[Stored entries]
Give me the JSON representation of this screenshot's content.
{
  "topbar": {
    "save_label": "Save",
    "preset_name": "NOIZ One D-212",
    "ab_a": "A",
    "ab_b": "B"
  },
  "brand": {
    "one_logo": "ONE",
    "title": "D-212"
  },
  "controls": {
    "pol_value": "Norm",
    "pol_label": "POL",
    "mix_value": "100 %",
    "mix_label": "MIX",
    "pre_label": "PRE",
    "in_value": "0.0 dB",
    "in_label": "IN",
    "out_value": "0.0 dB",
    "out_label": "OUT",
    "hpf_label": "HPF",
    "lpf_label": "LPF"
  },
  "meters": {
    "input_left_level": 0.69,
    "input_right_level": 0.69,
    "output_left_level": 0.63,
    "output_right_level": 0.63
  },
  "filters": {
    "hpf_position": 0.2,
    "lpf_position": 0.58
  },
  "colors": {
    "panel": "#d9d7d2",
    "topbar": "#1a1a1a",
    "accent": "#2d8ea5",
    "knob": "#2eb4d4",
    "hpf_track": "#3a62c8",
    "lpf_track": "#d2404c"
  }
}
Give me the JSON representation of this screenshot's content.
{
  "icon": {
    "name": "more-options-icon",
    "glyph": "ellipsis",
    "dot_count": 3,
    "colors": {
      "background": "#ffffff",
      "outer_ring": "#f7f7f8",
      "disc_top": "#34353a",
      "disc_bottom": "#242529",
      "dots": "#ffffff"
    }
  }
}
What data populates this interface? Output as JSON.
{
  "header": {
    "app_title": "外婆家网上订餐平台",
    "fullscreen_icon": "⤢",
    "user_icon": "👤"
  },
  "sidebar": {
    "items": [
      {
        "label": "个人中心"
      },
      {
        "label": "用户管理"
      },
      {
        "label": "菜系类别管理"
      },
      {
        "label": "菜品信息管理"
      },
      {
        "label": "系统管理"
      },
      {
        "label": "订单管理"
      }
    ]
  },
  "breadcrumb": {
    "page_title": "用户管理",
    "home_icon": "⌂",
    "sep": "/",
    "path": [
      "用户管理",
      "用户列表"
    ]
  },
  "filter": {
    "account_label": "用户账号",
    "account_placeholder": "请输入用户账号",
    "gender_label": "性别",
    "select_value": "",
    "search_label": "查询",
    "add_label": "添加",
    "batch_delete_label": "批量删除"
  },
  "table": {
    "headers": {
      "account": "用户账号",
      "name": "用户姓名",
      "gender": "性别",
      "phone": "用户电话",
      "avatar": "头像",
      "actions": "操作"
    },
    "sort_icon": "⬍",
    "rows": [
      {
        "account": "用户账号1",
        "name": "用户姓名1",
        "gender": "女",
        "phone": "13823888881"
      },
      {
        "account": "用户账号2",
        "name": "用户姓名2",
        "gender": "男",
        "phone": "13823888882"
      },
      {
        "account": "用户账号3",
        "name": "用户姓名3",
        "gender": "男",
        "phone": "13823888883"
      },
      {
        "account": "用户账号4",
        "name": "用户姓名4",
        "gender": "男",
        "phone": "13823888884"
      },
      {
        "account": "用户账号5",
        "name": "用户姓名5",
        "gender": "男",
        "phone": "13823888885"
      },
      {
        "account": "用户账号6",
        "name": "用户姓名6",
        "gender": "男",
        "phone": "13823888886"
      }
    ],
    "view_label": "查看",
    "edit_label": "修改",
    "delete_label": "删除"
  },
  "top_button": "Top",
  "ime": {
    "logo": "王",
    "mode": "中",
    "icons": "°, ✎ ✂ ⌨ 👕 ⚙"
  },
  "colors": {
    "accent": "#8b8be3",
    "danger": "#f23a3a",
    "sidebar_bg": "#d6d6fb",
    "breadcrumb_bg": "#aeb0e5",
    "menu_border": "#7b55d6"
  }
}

● **STATED PROBLEM**
Print the records above in full, exactly.

● **ANSWER TO THE PROBLEM**
Give me the JSON representation of this screenshot's content.
{
  "topbar": {
    "save_label": "Save",
    "preset_name": "NOIZ One D-212",
    "ab_a": "A",
    "ab_b": "B"
  },
  "brand": {
    "one_logo": "ONE",
    "title": "D-212"
  },
  "controls": {
    "pol_value": "Norm",
    "pol_label": "POL",
    "mix_value": "100 %",
    "mix_label": "MIX",
    "pre_label": "PRE",
    "in_value": "0.0 dB",
    "in_label": "IN",
    "out_value": "0.0 dB",
    "out_label": "OUT",
    "hpf_label": "HPF",
    "lpf_label": "LPF"
  },
  "meters": {
    "input_left_level": 0.69,
    "input_right_level": 0.69,
    "output_left_level": 0.63,
    "output_right_level": 0.63
  },
  "filters": {
    "hpf_position": 0.2,
    "lpf_position": 0.58
  },
  "colors": {
    "panel": "#d9d7d2",
    "topbar": "#1a1a1a",
    "accent": "#2d8ea5",
    "knob": "#2eb4d4",
    "hpf_track": "#3a62c8",
    "lpf_track": "#d2404c"
  }
}
Give me the JSON representation of this screenshot's content.
{
  "icon": {
    "name": "more-options-icon",
    "glyph": "ellipsis",
    "dot_count": 3,
    "colors": {
      "background": "#ffffff",
      "outer_ring": "#f7f7f8",
      "disc_top": "#34353a",
      "disc_bottom": "#242529",
      "dots": "#ffffff"
    }
  }
}
What data populates this interface? Output as JSON.
{
  "header": {
    "app_title": "外婆家网上订餐平台",
    "fullscreen_icon": "⤢",
    "user_icon": "👤"
  },
  "sidebar": {
    "items": [
      {
        "label": "个人中心"
      },
      {
        "label": "用户管理"
      },
      {
        "label": "菜系类别管理"
      },
      {
        "label": "菜品信息管理"
      },
      {
        "label": "系统管理"
      },
      {
        "label": "订单管理"
      }
    ]
  },
  "breadcrumb": {
    "page_title": "用户管理",
    "home_icon": "⌂",
    "sep": "/",
    "path": [
      "用户管理",
      "用户列表"
    ]
  },
  "filter": {
    "account_label": "用户账号",
    "account_placeholder": "请输入用户账号",
    "gender_label": "性别",
    "select_value": "",
    "search_label": "查询",
    "add_label": "添加",
    "batch_delete_label": "批量删除"
  },
  "table": {
    "headers": {
      "account": "用户账号",
      "name": "用户姓名",
      "gender": "性别",
      "phone": "用户电话",
      "avatar": "头像",
      "actions": "操作"
    },
    "sort_icon": "⬍",
    "rows": [
      {
        "account": "用户账号1",
        "name": "用户姓名1",
        "gender": "女",
        "phone": "13823888881"
      },
      {
        "account": "用户账号2",
        "name": "用户姓名2",
        "gender": "男",
        "phone": "13823888882"
      },
      {
        "account": "用户账号3",
        "name": "用户姓名3",
        "gender": "男",
        "phone": "13823888883"
      },
      {
        "account": "用户账号4",
        "name": "用户姓名4",
        "gender": "男",
        "phone": "13823888884"
      },
      {
        "account": "用户账号5",
        "name": "用户姓名5",
        "gender": "男",
        "phone": "13823888885"
      },
      {
        "account": "用户账号6",
        "name": "用户姓名6",
        "gender": "男",
        "phone": "13823888886"
      }
    ],
    "view_label": "查看",
    "edit_label": "修改",
    "delete_label": "删除"
  },
  "top_button": "Top",
  "ime": {
    "logo": "王",
    "mode": "中",
    "icons": "°, ✎ ✂ ⌨ 👕 ⚙"
  },
  "colors": {
    "accent": "#8b8be3",
    "danger": "#f23a3a",
    "sidebar_bg": "#d6d6fb",
    "breadcrumb_bg": "#aeb0e5",
    "menu_border": "#7b55d6"
  }
}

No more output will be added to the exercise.